• **WHAT TO PRODUCE**: Your task is to print the material below exactly as presented.

• **MATERIAL FOR THIS EXERCISE**:
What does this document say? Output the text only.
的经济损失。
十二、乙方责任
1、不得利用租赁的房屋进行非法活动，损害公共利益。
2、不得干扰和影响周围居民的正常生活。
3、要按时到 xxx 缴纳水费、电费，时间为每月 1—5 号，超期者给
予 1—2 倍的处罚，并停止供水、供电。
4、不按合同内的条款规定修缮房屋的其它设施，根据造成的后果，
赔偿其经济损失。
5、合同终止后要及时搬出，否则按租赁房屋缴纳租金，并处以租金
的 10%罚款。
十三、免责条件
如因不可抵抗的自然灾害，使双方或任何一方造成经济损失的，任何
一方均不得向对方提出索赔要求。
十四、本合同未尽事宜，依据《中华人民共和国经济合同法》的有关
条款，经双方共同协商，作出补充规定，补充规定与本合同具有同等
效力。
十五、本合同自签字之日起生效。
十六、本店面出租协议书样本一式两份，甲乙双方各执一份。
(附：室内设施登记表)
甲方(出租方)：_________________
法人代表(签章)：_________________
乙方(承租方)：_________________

• **ANSWER TO THIS TASK**:
What does this document say? Output the text only.
的经济损失。
十二、乙方责任
1、不得利用租赁的房屋进行非法活动，损害公共利益。
2、不得干扰和影响周围居民的正常生活。
3、要按时到 xxx 缴纳水费、电费，时间为每月 1—5 号，超期者给
予 1—2 倍的处罚，并停止供水、供电。
4、不按合同内的条款规定修缮房屋的其它设施，根据造成的后果，
赔偿其经济损失。
5、合同终止后要及时搬出，否则按租赁房屋缴纳租金，并处以租金
的 10%罚款。
十三、免责条件
如因不可抵抗的自然灾害，使双方或任何一方造成经济损失的，任何
一方均不得向对方提出索赔要求。
十四、本合同未尽事宜，依据《中华人民共和国经济合同法》的有关
条款，经双方共同协商，作出补充规定，补充规定与本合同具有同等
效力。
十五、本合同自签字之日起生效。
十六、本店面出租协议书样本一式两份，甲乙双方各执一份。
(附：室内设施登记表)
甲方(出租方)：_________________
法人代表(签章)：_________________
乙方(承租方)：_________________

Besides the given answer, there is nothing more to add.